The input:
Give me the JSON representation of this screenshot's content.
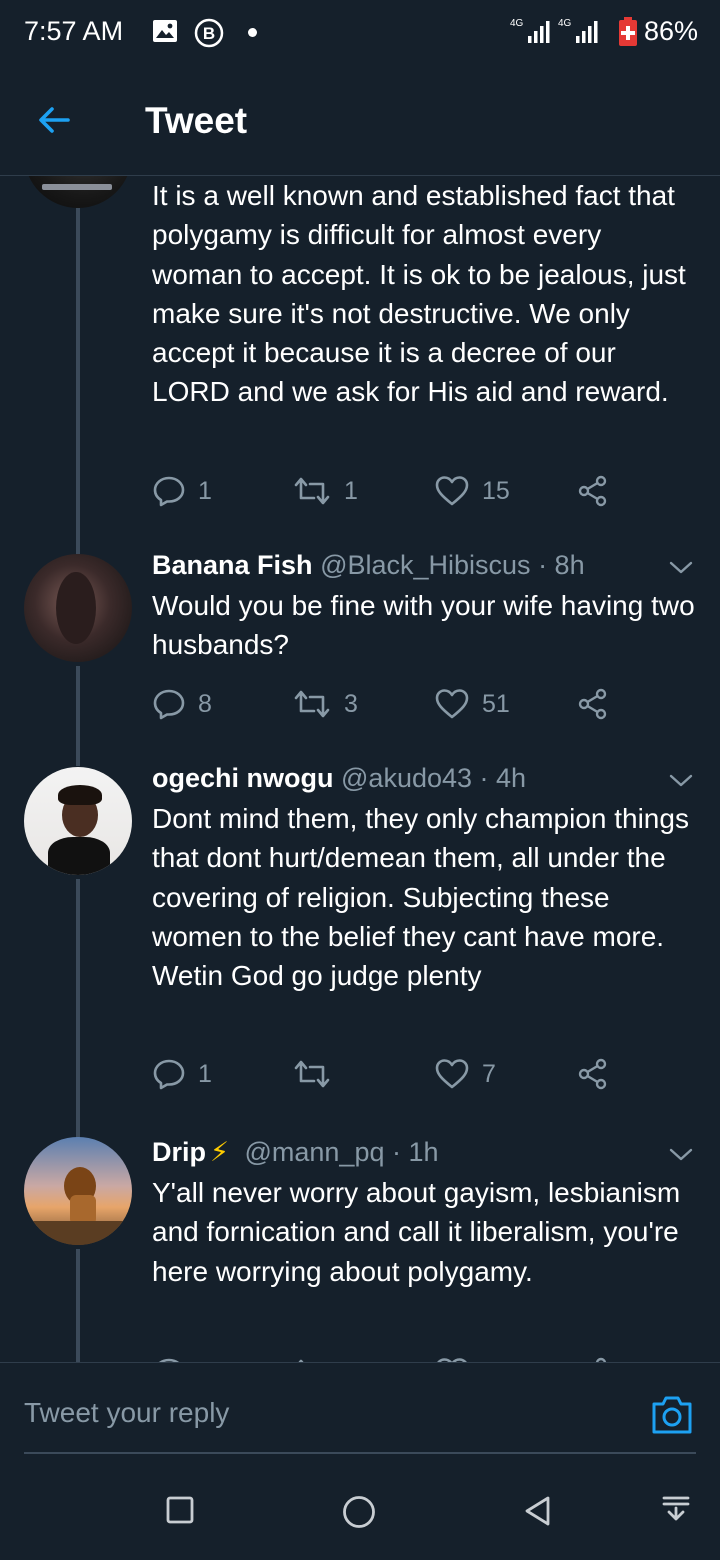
{
  "status_bar": {
    "time": "7:57 AM",
    "network_label": "4G",
    "network_label2": "4G",
    "battery": "86%"
  },
  "header": {
    "title": "Tweet",
    "back_icon": "arrow-left-icon"
  },
  "tweets": [
    {
      "text": "It is a well known and established fact that polygamy is difficult for almost every woman to accept. It is ok to be jealous, just make sure it's not destructive. We only accept it because it is a decree of our LORD and we ask for His aid and reward.",
      "replies": "1",
      "retweets": "1",
      "likes": "15"
    },
    {
      "name": "Banana Fish",
      "handle": "@Black_Hibiscus",
      "time": "· 8h",
      "text": "Would you be fine with your wife having two husbands?",
      "replies": "8",
      "retweets": "3",
      "likes": "51"
    },
    {
      "name": "ogechi nwogu",
      "handle": "@akudo43",
      "time": "· 4h",
      "text": "Dont mind them, they only champion things that dont hurt/demean them, all under the covering of religion. Subjecting these women to the belief they cant have more. Wetin God go judge plenty",
      "replies": "1",
      "retweets": "",
      "likes": "7"
    },
    {
      "name": "Drip",
      "name_emoji": "⚡",
      "handle": "@mann_pq",
      "time": "· 1h",
      "text": "Y'all never worry about gayism, lesbianism and fornication and call it liberalism, you're here worrying about polygamy."
    }
  ],
  "reply_bar": {
    "placeholder": "Tweet your reply",
    "camera_icon": "camera-icon"
  },
  "nav_bar": {
    "buttons": [
      "recents-square-icon",
      "home-circle-icon",
      "back-triangle-icon",
      "notification-pull-icon"
    ]
  },
  "colors": {
    "background": "#15202b",
    "accent": "#1da1f2",
    "muted": "#8899a6",
    "divider": "#2f3d4b",
    "lightning": "#ffcc00",
    "battery_red": "#e53935"
  }
}
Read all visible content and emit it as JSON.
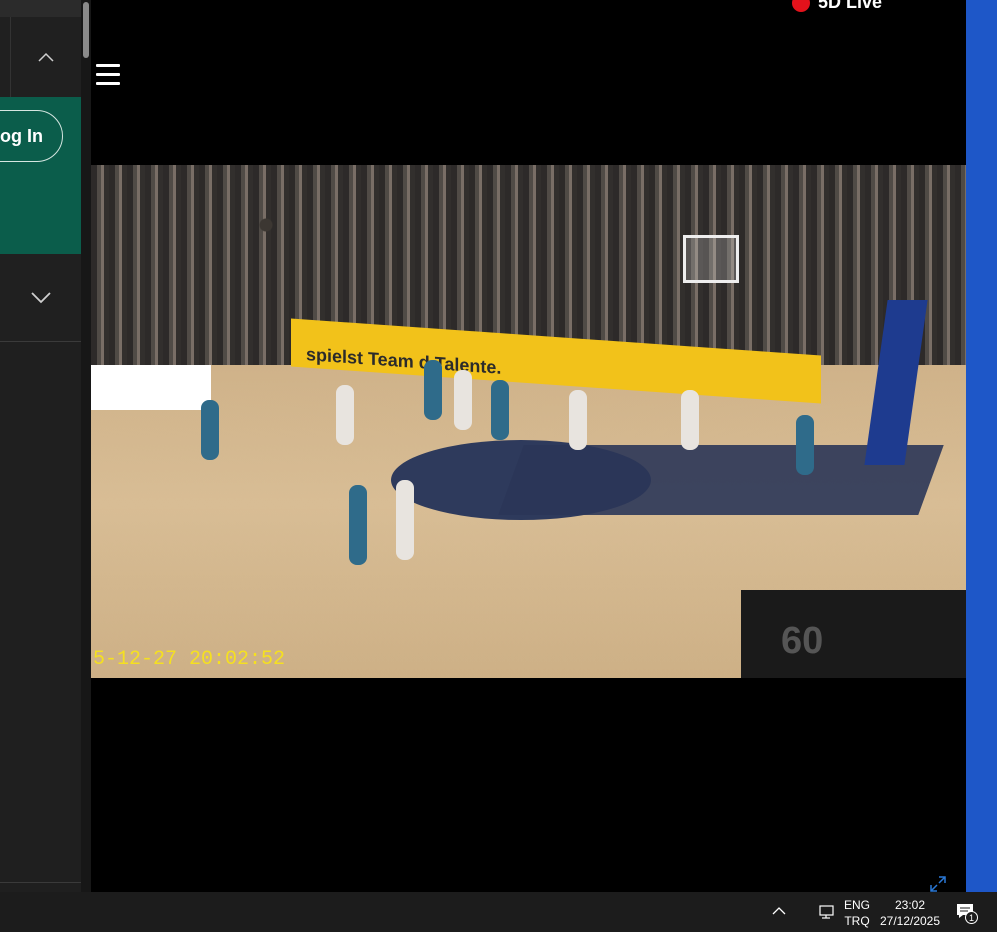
{
  "sidebar": {
    "login_label": "og In"
  },
  "player": {
    "live_label": "5D Live",
    "menu_icon": "hamburger-icon",
    "video": {
      "timestamp": "5-12-27 20:02:52",
      "banner_text": "spielst     Team   d Talente.",
      "scoreboard_text": "60"
    }
  },
  "taskbar": {
    "lang_top": "ENG",
    "lang_bottom": "TRQ",
    "time": "23:02",
    "date": "27/12/2025",
    "notification_count": "1"
  },
  "colors": {
    "accent_green": "#0b5d4b",
    "live_red": "#e3121b",
    "timestamp_yellow": "#f5e020",
    "right_blue": "#1e57c8"
  }
}
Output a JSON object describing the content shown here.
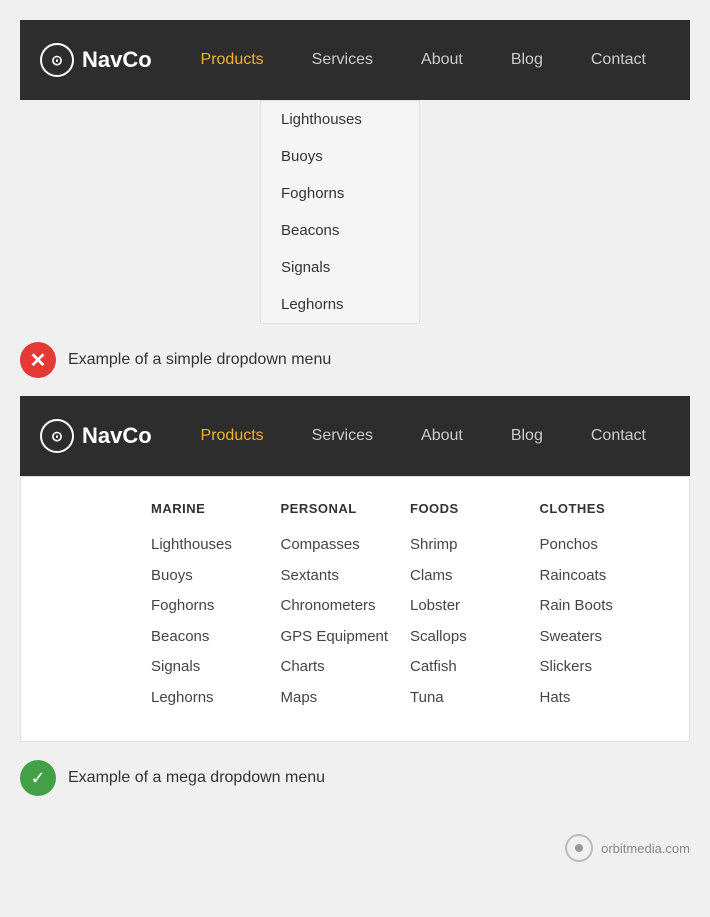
{
  "brand": {
    "icon": "©",
    "name": "NavCo"
  },
  "navbar1": {
    "links": [
      {
        "label": "Products",
        "active": true
      },
      {
        "label": "Services",
        "active": false
      },
      {
        "label": "About",
        "active": false
      },
      {
        "label": "Blog",
        "active": false
      },
      {
        "label": "Contact",
        "active": false
      }
    ]
  },
  "simple_dropdown": {
    "items": [
      "Lighthouses",
      "Buoys",
      "Foghorns",
      "Beacons",
      "Signals",
      "Leghorns"
    ]
  },
  "annotation_simple": {
    "icon": "✕",
    "text": "Example of a simple dropdown menu"
  },
  "navbar2": {
    "links": [
      {
        "label": "Products",
        "active": true
      },
      {
        "label": "Services",
        "active": false
      },
      {
        "label": "About",
        "active": false
      },
      {
        "label": "Blog",
        "active": false
      },
      {
        "label": "Contact",
        "active": false
      }
    ]
  },
  "mega_dropdown": {
    "columns": [
      {
        "header": "MARINE",
        "items": [
          "Lighthouses",
          "Buoys",
          "Foghorns",
          "Beacons",
          "Signals",
          "Leghorns"
        ]
      },
      {
        "header": "PERSONAL",
        "items": [
          "Compasses",
          "Sextants",
          "Chronometers",
          "GPS Equipment",
          "Charts",
          "Maps"
        ]
      },
      {
        "header": "FOODS",
        "items": [
          "Shrimp",
          "Clams",
          "Lobster",
          "Scallops",
          "Catfish",
          "Tuna"
        ]
      },
      {
        "header": "CLOTHES",
        "items": [
          "Ponchos",
          "Raincoats",
          "Rain Boots",
          "Sweaters",
          "Slickers",
          "Hats"
        ]
      }
    ]
  },
  "annotation_mega": {
    "icon": "✓",
    "text": "Example of a mega dropdown menu"
  },
  "footer": {
    "text": "orbitmedia.com"
  }
}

Prompt:
Skip the pictures and print each record exactly as it stands.

Task response:
Give me the JSON representation of this screenshot's content.
{
  "status_bar": {
    "time": "7:57 AM",
    "network_label": "4G",
    "network_label2": "4G",
    "battery": "86%"
  },
  "header": {
    "title": "Tweet",
    "back_icon": "arrow-left-icon"
  },
  "tweets": [
    {
      "text": "It is a well known and established fact that polygamy is difficult for almost every woman to accept. It is ok to be jealous, just make sure it's not destructive. We only accept it because it is a decree of our LORD and we ask for His aid and reward.",
      "replies": "1",
      "retweets": "1",
      "likes": "15"
    },
    {
      "name": "Banana Fish",
      "handle": "@Black_Hibiscus",
      "time": "· 8h",
      "text": "Would you be fine with your wife having two husbands?",
      "replies": "8",
      "retweets": "3",
      "likes": "51"
    },
    {
      "name": "ogechi nwogu",
      "handle": "@akudo43",
      "time": "· 4h",
      "text": "Dont mind them, they only champion things that dont hurt/demean them, all under the covering of religion. Subjecting these women to the belief they cant have more. Wetin God go judge plenty",
      "replies": "1",
      "retweets": "",
      "likes": "7"
    },
    {
      "name": "Drip",
      "name_emoji": "⚡",
      "handle": "@mann_pq",
      "time": "· 1h",
      "text": "Y'all never worry about gayism, lesbianism and fornication and call it liberalism, you're here worrying about polygamy."
    }
  ],
  "reply_bar": {
    "placeholder": "Tweet your reply",
    "camera_icon": "camera-icon"
  },
  "nav_bar": {
    "buttons": [
      "recents-square-icon",
      "home-circle-icon",
      "back-triangle-icon",
      "notification-pull-icon"
    ]
  },
  "colors": {
    "background": "#15202b",
    "accent": "#1da1f2",
    "muted": "#8899a6",
    "divider": "#2f3d4b",
    "lightning": "#ffcc00",
    "battery_red": "#e53935"
  }
}
Read all visible content and emit it as JSON.
{
  "sidebar": {
    "login_label": "og In"
  },
  "player": {
    "live_label": "5D Live",
    "menu_icon": "hamburger-icon",
    "video": {
      "timestamp": "5-12-27 20:02:52",
      "banner_text": "spielst     Team   d Talente.",
      "scoreboard_text": "60"
    }
  },
  "taskbar": {
    "lang_top": "ENG",
    "lang_bottom": "TRQ",
    "time": "23:02",
    "date": "27/12/2025",
    "notification_count": "1"
  },
  "colors": {
    "accent_green": "#0b5d4b",
    "live_red": "#e3121b",
    "timestamp_yellow": "#f5e020",
    "right_blue": "#1e57c8"
  }
}
Output a JSON object describing the content shown here.
{
  "brand": {
    "icon": "©",
    "name": "NavCo"
  },
  "navbar1": {
    "links": [
      {
        "label": "Products",
        "active": true
      },
      {
        "label": "Services",
        "active": false
      },
      {
        "label": "About",
        "active": false
      },
      {
        "label": "Blog",
        "active": false
      },
      {
        "label": "Contact",
        "active": false
      }
    ]
  },
  "simple_dropdown": {
    "items": [
      "Lighthouses",
      "Buoys",
      "Foghorns",
      "Beacons",
      "Signals",
      "Leghorns"
    ]
  },
  "annotation_simple": {
    "icon": "✕",
    "text": "Example of a simple dropdown menu"
  },
  "navbar2": {
    "links": [
      {
        "label": "Products",
        "active": true
      },
      {
        "label": "Services",
        "active": false
      },
      {
        "label": "About",
        "active": false
      },
      {
        "label": "Blog",
        "active": false
      },
      {
        "label": "Contact",
        "active": false
      }
    ]
  },
  "mega_dropdown": {
    "columns": [
      {
        "header": "MARINE",
        "items": [
          "Lighthouses",
          "Buoys",
          "Foghorns",
          "Beacons",
          "Signals",
          "Leghorns"
        ]
      },
      {
        "header": "PERSONAL",
        "items": [
          "Compasses",
          "Sextants",
          "Chronometers",
          "GPS Equipment",
          "Charts",
          "Maps"
        ]
      },
      {
        "header": "FOODS",
        "items": [
          "Shrimp",
          "Clams",
          "Lobster",
          "Scallops",
          "Catfish",
          "Tuna"
        ]
      },
      {
        "header": "CLOTHES",
        "items": [
          "Ponchos",
          "Raincoats",
          "Rain Boots",
          "Sweaters",
          "Slickers",
          "Hats"
        ]
      }
    ]
  },
  "annotation_mega": {
    "icon": "✓",
    "text": "Example of a mega dropdown menu"
  },
  "footer": {
    "text": "orbitmedia.com"
  }
}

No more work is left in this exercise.